# Required task
Return every line below as is, leaving out the pictures.

# Entries supplied
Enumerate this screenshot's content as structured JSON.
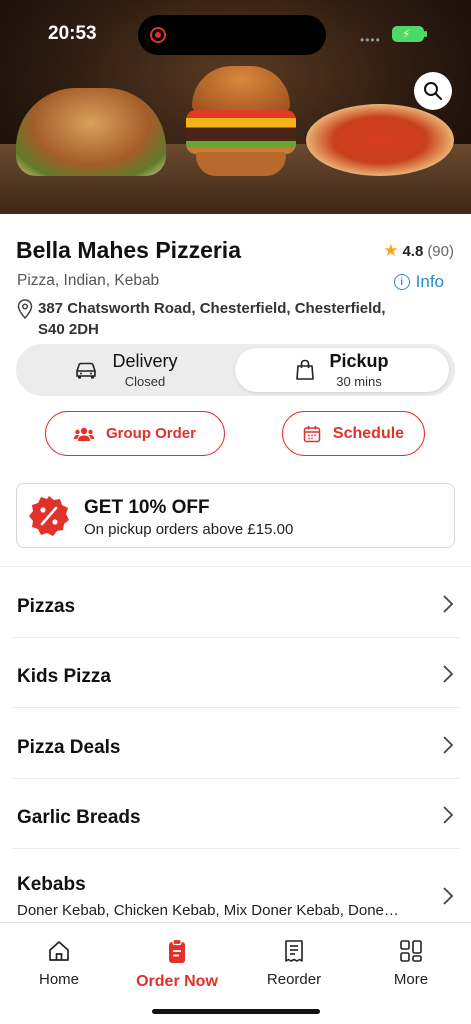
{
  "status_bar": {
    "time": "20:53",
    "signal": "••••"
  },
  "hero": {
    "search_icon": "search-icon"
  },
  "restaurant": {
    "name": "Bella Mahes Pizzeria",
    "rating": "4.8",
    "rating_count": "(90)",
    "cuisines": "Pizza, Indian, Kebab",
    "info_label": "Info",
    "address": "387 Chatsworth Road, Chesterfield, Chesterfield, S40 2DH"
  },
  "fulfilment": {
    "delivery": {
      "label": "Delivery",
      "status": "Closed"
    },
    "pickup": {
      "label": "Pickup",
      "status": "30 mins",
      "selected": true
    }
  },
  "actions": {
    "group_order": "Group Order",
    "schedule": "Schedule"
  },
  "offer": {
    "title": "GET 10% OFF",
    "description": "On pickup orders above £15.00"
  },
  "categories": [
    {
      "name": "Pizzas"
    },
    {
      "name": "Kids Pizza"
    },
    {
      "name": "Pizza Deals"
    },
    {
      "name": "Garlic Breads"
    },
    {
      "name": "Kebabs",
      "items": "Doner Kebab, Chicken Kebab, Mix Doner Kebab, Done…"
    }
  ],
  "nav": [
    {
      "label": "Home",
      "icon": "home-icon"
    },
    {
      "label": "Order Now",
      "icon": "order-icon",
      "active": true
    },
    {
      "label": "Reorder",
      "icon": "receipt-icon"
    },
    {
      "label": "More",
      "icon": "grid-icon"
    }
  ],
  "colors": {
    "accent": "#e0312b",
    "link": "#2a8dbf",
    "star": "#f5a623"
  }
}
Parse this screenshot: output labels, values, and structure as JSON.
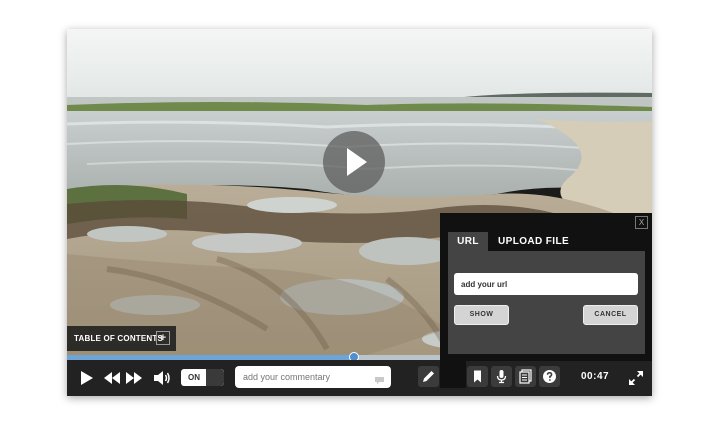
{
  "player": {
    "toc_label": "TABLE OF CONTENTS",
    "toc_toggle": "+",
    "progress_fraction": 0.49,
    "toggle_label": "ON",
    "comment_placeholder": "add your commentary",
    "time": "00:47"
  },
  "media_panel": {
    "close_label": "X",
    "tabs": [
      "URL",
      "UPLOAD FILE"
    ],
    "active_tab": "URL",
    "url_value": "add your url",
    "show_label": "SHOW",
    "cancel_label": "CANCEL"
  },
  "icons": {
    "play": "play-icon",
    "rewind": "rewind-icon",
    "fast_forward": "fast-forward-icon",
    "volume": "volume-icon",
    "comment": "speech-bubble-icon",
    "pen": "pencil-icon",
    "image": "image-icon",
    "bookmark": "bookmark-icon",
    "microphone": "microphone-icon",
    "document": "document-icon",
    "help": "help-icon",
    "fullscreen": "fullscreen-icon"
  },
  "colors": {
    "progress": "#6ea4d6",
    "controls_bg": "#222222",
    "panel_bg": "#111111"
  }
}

# Solution below
Enumerate this screenshot's content as structured JSON.
{
  "status_bar": {
    "time": "20:53",
    "signal": "••••"
  },
  "hero": {
    "search_icon": "search-icon"
  },
  "restaurant": {
    "name": "Bella Mahes Pizzeria",
    "rating": "4.8",
    "rating_count": "(90)",
    "cuisines": "Pizza, Indian, Kebab",
    "info_label": "Info",
    "address": "387 Chatsworth Road, Chesterfield, Chesterfield, S40 2DH"
  },
  "fulfilment": {
    "delivery": {
      "label": "Delivery",
      "status": "Closed"
    },
    "pickup": {
      "label": "Pickup",
      "status": "30 mins",
      "selected": true
    }
  },
  "actions": {
    "group_order": "Group Order",
    "schedule": "Schedule"
  },
  "offer": {
    "title": "GET 10% OFF",
    "description": "On pickup orders above £15.00"
  },
  "categories": [
    {
      "name": "Pizzas"
    },
    {
      "name": "Kids Pizza"
    },
    {
      "name": "Pizza Deals"
    },
    {
      "name": "Garlic Breads"
    },
    {
      "name": "Kebabs",
      "items": "Doner Kebab, Chicken Kebab, Mix Doner Kebab, Done…"
    }
  ],
  "nav": [
    {
      "label": "Home",
      "icon": "home-icon"
    },
    {
      "label": "Order Now",
      "icon": "order-icon",
      "active": true
    },
    {
      "label": "Reorder",
      "icon": "receipt-icon"
    },
    {
      "label": "More",
      "icon": "grid-icon"
    }
  ],
  "colors": {
    "accent": "#e0312b",
    "link": "#2a8dbf",
    "star": "#f5a623"
  }
}
Parse this screenshot: output labels, values, and structure as JSON.
{
  "player": {
    "toc_label": "TABLE OF CONTENTS",
    "toc_toggle": "+",
    "progress_fraction": 0.49,
    "toggle_label": "ON",
    "comment_placeholder": "add your commentary",
    "time": "00:47"
  },
  "media_panel": {
    "close_label": "X",
    "tabs": [
      "URL",
      "UPLOAD FILE"
    ],
    "active_tab": "URL",
    "url_value": "add your url",
    "show_label": "SHOW",
    "cancel_label": "CANCEL"
  },
  "icons": {
    "play": "play-icon",
    "rewind": "rewind-icon",
    "fast_forward": "fast-forward-icon",
    "volume": "volume-icon",
    "comment": "speech-bubble-icon",
    "pen": "pencil-icon",
    "image": "image-icon",
    "bookmark": "bookmark-icon",
    "microphone": "microphone-icon",
    "document": "document-icon",
    "help": "help-icon",
    "fullscreen": "fullscreen-icon"
  },
  "colors": {
    "progress": "#6ea4d6",
    "controls_bg": "#222222",
    "panel_bg": "#111111"
  }
}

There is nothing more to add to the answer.